▶ Data:
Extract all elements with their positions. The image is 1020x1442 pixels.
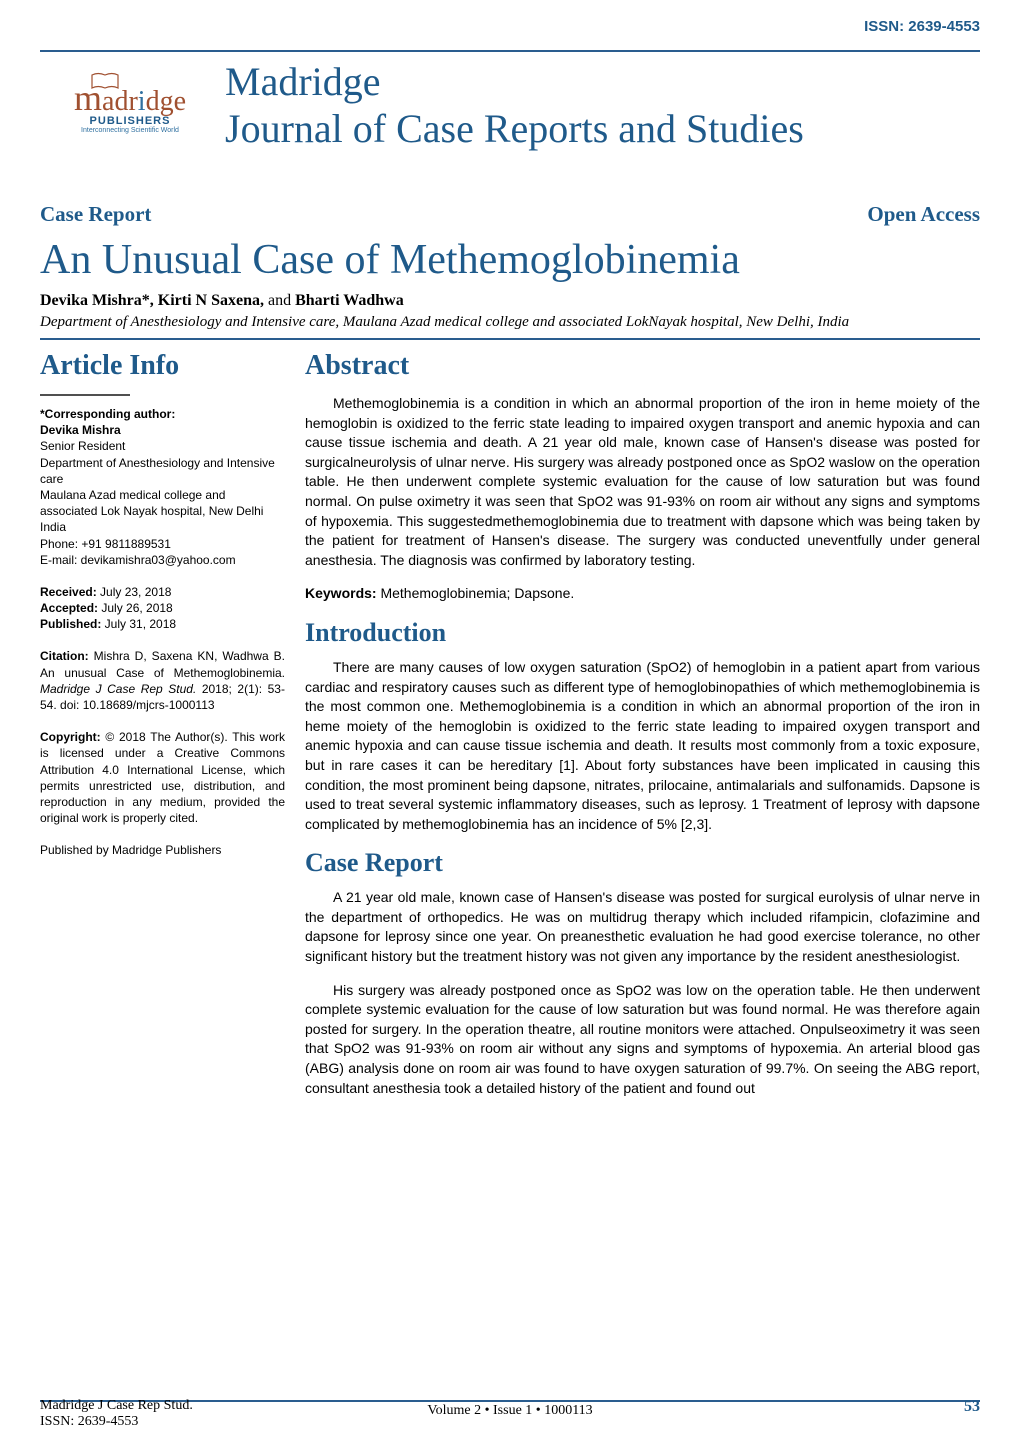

==

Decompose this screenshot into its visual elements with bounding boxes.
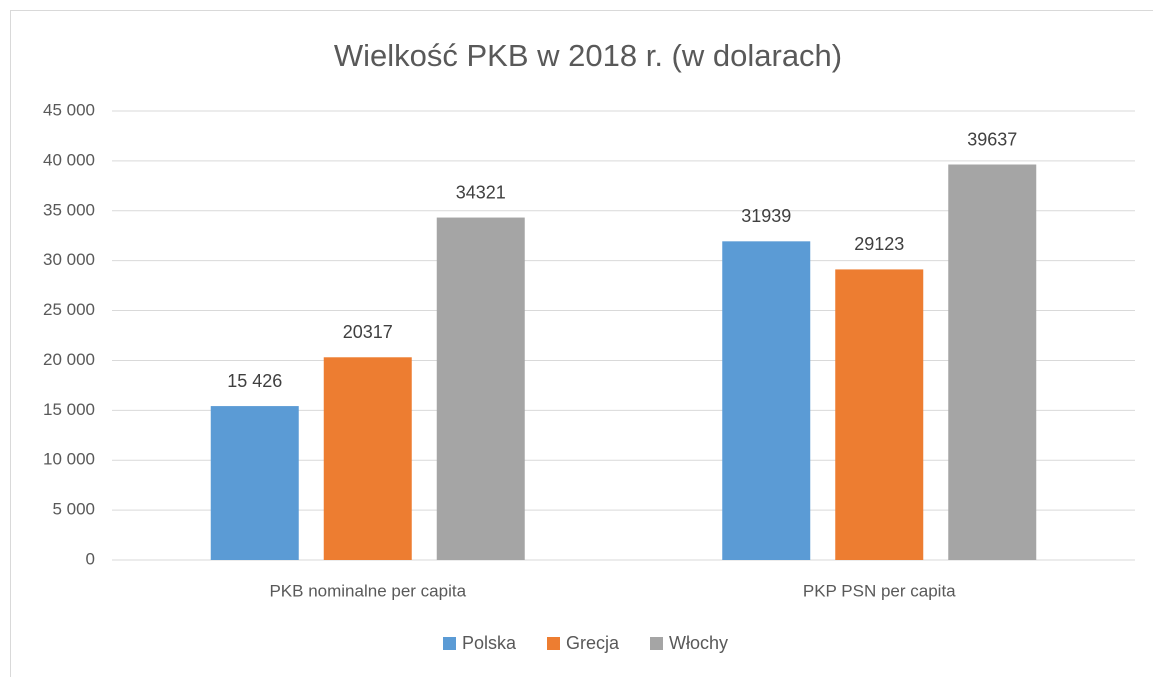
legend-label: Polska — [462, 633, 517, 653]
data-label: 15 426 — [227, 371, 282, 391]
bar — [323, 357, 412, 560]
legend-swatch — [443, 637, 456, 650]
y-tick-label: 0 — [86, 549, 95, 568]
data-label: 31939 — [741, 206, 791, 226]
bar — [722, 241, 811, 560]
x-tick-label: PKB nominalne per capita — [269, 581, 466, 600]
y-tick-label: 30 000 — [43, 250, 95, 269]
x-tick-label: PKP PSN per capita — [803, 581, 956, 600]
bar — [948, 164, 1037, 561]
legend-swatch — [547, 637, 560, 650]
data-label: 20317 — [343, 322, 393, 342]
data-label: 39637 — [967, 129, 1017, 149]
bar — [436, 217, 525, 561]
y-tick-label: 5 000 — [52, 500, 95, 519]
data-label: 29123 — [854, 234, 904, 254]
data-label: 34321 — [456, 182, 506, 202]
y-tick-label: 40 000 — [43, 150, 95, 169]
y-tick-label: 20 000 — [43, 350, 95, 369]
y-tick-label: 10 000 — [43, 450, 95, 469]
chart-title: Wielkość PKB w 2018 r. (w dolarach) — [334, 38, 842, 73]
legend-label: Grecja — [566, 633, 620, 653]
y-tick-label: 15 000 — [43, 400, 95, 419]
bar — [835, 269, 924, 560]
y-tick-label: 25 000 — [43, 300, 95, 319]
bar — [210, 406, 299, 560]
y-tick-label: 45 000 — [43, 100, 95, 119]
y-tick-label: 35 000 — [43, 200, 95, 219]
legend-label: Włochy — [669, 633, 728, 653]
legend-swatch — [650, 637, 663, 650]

==

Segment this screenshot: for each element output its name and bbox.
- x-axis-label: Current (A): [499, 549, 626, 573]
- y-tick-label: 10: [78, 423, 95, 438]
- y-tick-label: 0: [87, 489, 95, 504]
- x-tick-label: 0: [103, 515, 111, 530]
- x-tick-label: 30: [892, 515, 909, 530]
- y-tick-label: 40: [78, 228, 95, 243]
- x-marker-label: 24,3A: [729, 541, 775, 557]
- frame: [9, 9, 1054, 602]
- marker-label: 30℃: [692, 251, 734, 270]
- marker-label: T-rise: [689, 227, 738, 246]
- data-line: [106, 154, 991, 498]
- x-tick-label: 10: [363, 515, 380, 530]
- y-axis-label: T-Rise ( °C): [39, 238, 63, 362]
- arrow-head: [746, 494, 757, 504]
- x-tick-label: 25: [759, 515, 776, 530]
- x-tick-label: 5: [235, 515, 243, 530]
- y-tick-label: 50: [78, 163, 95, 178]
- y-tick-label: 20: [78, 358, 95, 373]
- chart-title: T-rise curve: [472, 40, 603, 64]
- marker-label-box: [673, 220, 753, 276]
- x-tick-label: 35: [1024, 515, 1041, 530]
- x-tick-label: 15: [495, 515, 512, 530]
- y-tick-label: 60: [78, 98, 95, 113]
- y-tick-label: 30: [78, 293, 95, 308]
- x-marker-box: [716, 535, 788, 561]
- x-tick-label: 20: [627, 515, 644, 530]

▶ Task brief: Copy the stretch of items from the line containing "Segment this screenshot: for" through the line containing "- x-tick-label: 20: [627, 515, 644, 530]", keeping every line as it appears, including both end lines.

▶ Written answer:
Segment this screenshot: for each element output its name and bbox.
- x-axis-label: Current (A): [499, 549, 626, 573]
- y-tick-label: 10: [78, 423, 95, 438]
- y-tick-label: 0: [87, 489, 95, 504]
- x-tick-label: 0: [103, 515, 111, 530]
- x-tick-label: 30: [892, 515, 909, 530]
- y-tick-label: 40: [78, 228, 95, 243]
- x-marker-label: 24,3A: [729, 541, 775, 557]
- frame: [9, 9, 1054, 602]
- marker-label: 30℃: [692, 251, 734, 270]
- marker-label: T-rise: [689, 227, 738, 246]
- data-line: [106, 154, 991, 498]
- x-tick-label: 10: [363, 515, 380, 530]
- y-axis-label: T-Rise ( °C): [39, 238, 63, 362]
- arrow-head: [746, 494, 757, 504]
- x-tick-label: 25: [759, 515, 776, 530]
- x-tick-label: 5: [235, 515, 243, 530]
- y-tick-label: 50: [78, 163, 95, 178]
- y-tick-label: 20: [78, 358, 95, 373]
- chart-title: T-rise curve: [472, 40, 603, 64]
- marker-label-box: [673, 220, 753, 276]
- x-tick-label: 35: [1024, 515, 1041, 530]
- x-tick-label: 15: [495, 515, 512, 530]
- y-tick-label: 60: [78, 98, 95, 113]
- y-tick-label: 30: [78, 293, 95, 308]
- x-marker-box: [716, 535, 788, 561]
- x-tick-label: 20: [627, 515, 644, 530]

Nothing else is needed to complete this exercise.